>> begin
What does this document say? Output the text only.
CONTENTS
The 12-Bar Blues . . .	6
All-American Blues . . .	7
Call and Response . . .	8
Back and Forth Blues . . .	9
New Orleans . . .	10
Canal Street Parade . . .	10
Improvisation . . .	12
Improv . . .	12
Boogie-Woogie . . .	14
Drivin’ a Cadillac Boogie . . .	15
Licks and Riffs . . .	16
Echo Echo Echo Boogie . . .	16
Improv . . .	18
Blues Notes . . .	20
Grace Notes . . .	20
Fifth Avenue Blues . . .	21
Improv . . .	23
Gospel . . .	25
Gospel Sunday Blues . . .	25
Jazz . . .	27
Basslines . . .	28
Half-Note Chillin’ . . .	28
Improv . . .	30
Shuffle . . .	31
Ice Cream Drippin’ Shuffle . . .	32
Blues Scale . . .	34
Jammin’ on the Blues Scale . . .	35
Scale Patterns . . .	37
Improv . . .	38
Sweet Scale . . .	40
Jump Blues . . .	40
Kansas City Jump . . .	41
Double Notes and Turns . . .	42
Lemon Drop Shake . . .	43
>> end
**TO DO:** Restate the data above exactly, keeping each word as it stands.

**TASK OUTPUT:**
What does this document say? Output the text only.
CONTENTS
The 12-Bar Blues . . .	6
All-American Blues . . .	7
Call and Response . . .	8
Back and Forth Blues . . .	9
New Orleans . . .	10
Canal Street Parade . . .	10
Improvisation . . .	12
Improv . . .	12
Boogie-Woogie . . .	14
Drivin’ a Cadillac Boogie . . .	15
Licks and Riffs . . .	16
Echo Echo Echo Boogie . . .	16
Improv . . .	18
Blues Notes . . .	20
Grace Notes . . .	20
Fifth Avenue Blues . . .	21
Improv . . .	23
Gospel . . .	25
Gospel Sunday Blues . . .	25
Jazz . . .	27
Basslines . . .	28
Half-Note Chillin’ . . .	28
Improv . . .	30
Shuffle . . .	31
Ice Cream Drippin’ Shuffle . . .	32
Blues Scale . . .	34
Jammin’ on the Blues Scale . . .	35
Scale Patterns . . .	37
Improv . . .	38
Sweet Scale . . .	40
Jump Blues . . .	40
Kansas City Jump . . .	41
Double Notes and Turns . . .	42
Lemon Drop Shake . . .	43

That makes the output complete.